Extract each line bearing the word "JSON".

Dataset excerpts

◇ ◇ ◇ ◇ ◇

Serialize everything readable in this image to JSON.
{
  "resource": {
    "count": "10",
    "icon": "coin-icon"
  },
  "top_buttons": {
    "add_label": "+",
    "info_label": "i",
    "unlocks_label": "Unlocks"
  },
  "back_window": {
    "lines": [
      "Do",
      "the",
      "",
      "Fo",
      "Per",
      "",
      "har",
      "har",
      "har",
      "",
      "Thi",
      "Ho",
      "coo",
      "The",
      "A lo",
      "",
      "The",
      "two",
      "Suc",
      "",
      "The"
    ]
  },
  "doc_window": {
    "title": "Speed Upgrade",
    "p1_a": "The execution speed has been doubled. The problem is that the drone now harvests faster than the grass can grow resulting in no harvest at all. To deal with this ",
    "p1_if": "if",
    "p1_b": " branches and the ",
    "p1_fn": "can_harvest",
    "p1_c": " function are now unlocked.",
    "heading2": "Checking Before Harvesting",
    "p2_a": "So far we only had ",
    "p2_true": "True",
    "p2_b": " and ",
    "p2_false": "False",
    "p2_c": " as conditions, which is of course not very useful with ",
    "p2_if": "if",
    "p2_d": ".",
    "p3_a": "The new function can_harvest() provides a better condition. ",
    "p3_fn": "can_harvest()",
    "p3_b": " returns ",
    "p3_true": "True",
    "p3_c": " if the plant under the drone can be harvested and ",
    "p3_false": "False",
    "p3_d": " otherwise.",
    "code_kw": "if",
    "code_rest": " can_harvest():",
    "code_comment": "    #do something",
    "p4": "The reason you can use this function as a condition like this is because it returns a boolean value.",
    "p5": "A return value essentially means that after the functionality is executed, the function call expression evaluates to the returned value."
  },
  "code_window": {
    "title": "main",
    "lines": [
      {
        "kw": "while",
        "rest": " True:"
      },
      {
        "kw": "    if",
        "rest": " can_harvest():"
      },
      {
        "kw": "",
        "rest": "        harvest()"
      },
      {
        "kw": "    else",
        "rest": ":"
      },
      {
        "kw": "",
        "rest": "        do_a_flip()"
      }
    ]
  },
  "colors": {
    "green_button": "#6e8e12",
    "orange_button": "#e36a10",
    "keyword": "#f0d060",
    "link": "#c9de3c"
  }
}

◇ ◇ ◇ ◇ ◇

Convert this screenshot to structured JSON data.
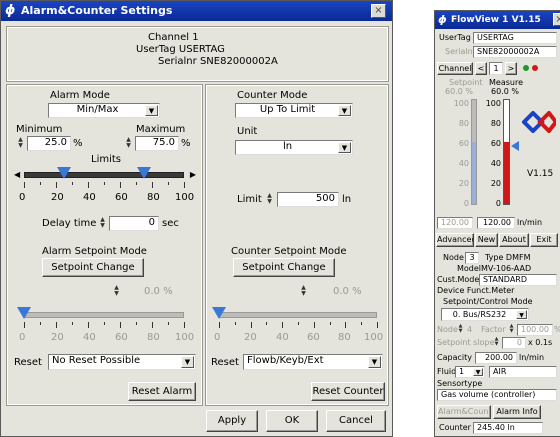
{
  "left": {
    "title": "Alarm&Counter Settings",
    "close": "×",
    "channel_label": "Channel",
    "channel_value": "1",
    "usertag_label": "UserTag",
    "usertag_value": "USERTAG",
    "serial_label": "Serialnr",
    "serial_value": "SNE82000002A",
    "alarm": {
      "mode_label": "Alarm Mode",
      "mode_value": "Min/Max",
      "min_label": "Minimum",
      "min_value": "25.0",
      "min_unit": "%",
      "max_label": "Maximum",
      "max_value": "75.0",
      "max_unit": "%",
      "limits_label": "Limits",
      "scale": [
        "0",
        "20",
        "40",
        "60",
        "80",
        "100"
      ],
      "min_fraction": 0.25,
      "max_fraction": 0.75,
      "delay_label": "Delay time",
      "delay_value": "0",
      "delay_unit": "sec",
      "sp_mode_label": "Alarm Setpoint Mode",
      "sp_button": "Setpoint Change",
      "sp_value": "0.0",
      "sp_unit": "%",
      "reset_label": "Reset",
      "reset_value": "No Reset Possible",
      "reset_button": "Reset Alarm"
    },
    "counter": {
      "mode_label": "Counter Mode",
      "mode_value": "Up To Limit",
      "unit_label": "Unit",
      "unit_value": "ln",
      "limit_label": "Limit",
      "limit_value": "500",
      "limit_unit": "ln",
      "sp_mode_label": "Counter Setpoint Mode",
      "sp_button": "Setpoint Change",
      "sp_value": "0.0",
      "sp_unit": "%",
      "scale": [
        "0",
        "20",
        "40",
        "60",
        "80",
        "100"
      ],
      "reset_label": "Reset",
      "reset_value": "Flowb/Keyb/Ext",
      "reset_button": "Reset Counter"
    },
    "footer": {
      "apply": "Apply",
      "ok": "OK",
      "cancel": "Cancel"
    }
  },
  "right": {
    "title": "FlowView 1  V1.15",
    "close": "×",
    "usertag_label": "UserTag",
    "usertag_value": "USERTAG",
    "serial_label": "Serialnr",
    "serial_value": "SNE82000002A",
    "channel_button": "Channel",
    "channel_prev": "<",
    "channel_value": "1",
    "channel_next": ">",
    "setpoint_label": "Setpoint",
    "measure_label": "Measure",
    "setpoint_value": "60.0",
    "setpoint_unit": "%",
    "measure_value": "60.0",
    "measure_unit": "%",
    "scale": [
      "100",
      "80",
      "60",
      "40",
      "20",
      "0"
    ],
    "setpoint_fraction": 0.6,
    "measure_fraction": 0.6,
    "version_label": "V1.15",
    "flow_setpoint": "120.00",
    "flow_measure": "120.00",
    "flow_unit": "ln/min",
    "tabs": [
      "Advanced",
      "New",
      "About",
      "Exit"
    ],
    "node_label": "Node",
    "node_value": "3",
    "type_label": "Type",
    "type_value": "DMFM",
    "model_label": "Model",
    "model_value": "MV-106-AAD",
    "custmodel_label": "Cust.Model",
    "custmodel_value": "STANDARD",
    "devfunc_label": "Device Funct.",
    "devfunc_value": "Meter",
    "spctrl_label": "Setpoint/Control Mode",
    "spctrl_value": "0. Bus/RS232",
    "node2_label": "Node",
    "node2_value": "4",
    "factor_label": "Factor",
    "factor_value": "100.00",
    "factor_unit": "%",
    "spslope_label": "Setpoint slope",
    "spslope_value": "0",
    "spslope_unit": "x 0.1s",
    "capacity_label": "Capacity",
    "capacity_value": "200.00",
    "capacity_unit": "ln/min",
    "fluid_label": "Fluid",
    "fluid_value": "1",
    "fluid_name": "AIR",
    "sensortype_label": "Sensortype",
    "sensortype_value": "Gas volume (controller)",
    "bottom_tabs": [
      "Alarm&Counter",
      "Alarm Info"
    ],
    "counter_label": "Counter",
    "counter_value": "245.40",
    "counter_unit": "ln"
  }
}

◇ ◇ ◇ ◇ ◇

• _Exercise output_
Serialize everything readable in this image to JSON.
Convert this screenshot to structured JSON data.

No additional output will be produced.